Work required. Pull every line containing "Tandoori" out of the material below.

Supplied records.

--- START ---

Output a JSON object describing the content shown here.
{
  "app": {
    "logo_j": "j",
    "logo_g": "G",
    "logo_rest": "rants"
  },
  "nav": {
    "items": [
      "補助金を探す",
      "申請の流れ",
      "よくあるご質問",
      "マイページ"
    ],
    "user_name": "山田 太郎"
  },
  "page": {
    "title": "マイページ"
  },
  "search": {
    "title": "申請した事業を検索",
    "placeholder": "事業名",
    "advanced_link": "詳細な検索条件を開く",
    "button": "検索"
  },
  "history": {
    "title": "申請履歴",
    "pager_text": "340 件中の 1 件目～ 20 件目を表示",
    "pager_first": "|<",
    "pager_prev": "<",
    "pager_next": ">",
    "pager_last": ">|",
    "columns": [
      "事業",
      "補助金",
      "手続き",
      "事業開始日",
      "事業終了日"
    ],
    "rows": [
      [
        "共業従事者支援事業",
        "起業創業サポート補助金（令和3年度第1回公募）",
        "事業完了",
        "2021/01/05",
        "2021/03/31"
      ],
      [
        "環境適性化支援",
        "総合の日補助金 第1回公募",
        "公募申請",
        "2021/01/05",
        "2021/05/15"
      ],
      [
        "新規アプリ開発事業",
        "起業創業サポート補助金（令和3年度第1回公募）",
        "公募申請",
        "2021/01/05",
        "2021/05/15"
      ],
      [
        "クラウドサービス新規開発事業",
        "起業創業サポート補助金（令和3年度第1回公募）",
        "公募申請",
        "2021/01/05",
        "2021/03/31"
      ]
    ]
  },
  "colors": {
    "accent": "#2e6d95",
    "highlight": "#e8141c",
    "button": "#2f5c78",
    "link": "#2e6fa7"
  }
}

--- END ---
--- START ---

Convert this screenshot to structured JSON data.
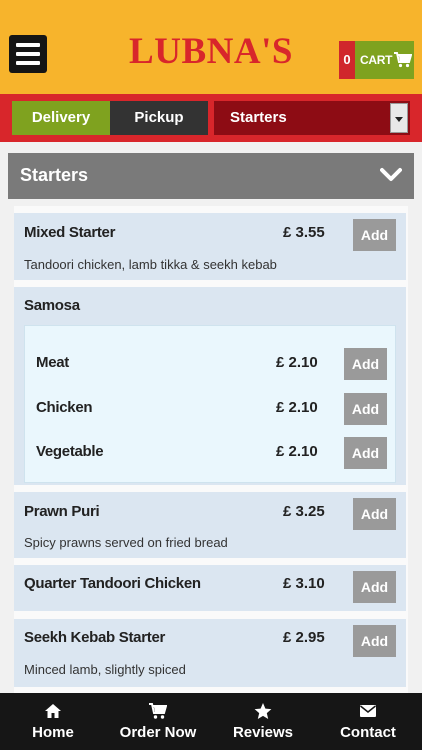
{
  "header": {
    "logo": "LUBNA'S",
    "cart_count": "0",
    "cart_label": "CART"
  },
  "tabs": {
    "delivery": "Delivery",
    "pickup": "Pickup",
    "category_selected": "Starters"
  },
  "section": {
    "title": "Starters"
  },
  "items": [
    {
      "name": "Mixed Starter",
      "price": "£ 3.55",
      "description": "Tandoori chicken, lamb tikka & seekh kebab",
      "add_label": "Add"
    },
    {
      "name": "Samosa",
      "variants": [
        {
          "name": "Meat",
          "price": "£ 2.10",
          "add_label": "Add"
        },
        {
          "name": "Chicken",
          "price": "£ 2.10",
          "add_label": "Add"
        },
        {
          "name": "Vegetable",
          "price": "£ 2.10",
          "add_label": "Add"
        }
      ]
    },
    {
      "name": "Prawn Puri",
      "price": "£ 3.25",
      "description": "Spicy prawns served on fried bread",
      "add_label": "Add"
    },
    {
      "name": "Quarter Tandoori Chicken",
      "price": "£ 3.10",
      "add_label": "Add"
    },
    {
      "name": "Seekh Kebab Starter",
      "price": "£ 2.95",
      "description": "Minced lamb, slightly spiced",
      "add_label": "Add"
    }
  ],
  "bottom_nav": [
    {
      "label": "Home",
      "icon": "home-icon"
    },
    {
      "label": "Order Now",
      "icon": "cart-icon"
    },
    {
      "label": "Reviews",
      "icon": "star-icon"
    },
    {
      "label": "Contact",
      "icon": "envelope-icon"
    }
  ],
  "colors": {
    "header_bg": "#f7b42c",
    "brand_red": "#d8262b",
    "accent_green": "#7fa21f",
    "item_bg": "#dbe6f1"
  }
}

--- END ---
--- START ---

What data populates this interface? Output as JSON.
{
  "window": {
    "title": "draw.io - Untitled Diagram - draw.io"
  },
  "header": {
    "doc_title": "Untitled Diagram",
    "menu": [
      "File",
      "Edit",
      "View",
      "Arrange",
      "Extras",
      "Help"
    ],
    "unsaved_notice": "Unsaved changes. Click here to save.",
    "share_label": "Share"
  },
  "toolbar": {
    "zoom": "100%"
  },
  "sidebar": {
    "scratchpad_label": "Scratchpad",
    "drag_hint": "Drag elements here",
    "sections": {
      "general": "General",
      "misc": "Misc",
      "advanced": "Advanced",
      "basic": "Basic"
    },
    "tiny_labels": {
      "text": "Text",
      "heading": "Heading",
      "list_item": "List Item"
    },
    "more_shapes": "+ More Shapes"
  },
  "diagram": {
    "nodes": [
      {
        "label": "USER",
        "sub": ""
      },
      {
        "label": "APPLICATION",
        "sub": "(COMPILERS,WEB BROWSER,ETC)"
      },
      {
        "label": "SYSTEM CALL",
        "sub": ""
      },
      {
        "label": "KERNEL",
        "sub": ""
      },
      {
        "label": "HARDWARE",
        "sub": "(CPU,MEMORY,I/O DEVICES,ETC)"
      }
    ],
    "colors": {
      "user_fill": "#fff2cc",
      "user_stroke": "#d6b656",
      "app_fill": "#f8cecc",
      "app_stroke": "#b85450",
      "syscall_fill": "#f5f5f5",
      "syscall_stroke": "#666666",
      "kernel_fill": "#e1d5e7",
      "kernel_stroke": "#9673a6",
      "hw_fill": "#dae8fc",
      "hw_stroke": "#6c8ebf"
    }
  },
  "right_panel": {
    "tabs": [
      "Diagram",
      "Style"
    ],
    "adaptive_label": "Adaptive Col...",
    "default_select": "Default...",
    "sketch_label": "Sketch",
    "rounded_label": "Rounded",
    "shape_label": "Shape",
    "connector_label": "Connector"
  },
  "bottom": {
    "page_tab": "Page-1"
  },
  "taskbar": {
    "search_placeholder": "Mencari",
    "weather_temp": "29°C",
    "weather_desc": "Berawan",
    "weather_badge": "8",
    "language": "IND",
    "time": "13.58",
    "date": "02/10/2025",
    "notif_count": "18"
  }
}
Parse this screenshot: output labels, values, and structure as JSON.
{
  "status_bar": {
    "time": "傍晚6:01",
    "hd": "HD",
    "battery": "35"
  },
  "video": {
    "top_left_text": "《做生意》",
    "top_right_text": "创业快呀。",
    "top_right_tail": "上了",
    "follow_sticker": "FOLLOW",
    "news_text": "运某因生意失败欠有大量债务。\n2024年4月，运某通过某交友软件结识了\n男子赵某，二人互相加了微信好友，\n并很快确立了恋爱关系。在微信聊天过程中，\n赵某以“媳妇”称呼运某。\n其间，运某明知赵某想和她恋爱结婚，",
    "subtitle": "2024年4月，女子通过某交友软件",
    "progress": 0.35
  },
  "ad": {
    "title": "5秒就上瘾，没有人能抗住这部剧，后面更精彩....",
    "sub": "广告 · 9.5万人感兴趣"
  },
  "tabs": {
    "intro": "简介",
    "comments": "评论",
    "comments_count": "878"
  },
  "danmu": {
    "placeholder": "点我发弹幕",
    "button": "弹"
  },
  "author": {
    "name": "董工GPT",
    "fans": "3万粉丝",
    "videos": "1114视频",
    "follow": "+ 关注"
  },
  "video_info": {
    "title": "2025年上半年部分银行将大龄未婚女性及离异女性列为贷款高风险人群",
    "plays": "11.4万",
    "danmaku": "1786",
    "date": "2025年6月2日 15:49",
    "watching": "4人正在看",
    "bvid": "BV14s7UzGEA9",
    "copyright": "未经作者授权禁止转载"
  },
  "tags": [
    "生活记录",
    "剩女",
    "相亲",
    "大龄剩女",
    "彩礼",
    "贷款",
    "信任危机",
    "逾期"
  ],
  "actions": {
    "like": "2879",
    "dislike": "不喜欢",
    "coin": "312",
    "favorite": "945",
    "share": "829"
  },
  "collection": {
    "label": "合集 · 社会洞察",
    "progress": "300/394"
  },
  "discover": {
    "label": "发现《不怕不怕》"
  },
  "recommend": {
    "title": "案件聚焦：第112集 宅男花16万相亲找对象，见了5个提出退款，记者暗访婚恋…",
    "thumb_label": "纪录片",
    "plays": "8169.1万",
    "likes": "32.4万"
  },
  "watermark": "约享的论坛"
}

--- END ---

Solution.
      "description": "Tandoori chicken, lamb tikka & seekh kebab",
      "name": "Quarter Tandoori Chicken",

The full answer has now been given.